*GOAL*:
Output every entry exactly as written.
· · · · · · ·
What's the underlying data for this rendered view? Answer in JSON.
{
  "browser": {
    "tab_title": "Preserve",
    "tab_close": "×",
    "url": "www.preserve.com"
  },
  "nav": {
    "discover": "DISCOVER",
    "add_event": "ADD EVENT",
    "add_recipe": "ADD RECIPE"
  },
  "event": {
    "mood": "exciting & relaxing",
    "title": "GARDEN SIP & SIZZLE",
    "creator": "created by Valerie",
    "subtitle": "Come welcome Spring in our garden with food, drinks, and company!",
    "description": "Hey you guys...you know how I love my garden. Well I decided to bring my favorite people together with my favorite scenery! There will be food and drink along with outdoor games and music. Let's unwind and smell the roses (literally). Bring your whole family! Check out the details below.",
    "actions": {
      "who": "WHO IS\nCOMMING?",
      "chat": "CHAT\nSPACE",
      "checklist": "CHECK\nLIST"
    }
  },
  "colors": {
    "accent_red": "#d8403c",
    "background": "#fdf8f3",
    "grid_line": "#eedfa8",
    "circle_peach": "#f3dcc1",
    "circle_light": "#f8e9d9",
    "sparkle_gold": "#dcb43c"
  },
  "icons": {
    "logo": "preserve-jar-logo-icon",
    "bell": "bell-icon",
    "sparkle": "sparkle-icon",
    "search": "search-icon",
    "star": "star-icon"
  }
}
· · · · · · ·
*THE RESPONSE*:
What's the underlying data for this rendered view? Answer in JSON.
{
  "browser": {
    "tab_title": "Preserve",
    "tab_close": "×",
    "url": "www.preserve.com"
  },
  "nav": {
    "discover": "DISCOVER",
    "add_event": "ADD EVENT",
    "add_recipe": "ADD RECIPE"
  },
  "event": {
    "mood": "exciting & relaxing",
    "title": "GARDEN SIP & SIZZLE",
    "creator": "created by Valerie",
    "subtitle": "Come welcome Spring in our garden with food, drinks, and company!",
    "description": "Hey you guys...you know how I love my garden. Well I decided to bring my favorite people together with my favorite scenery! There will be food and drink along with outdoor games and music. Let's unwind and smell the roses (literally). Bring your whole family! Check out the details below.",
    "actions": {
      "who": "WHO IS\nCOMMING?",
      "chat": "CHAT\nSPACE",
      "checklist": "CHECK\nLIST"
    }
  },
  "colors": {
    "accent_red": "#d8403c",
    "background": "#fdf8f3",
    "grid_line": "#eedfa8",
    "circle_peach": "#f3dcc1",
    "circle_light": "#f8e9d9",
    "sparkle_gold": "#dcb43c"
  },
  "icons": {
    "logo": "preserve-jar-logo-icon",
    "bell": "bell-icon",
    "sparkle": "sparkle-icon",
    "search": "search-icon",
    "star": "star-icon"
  }
}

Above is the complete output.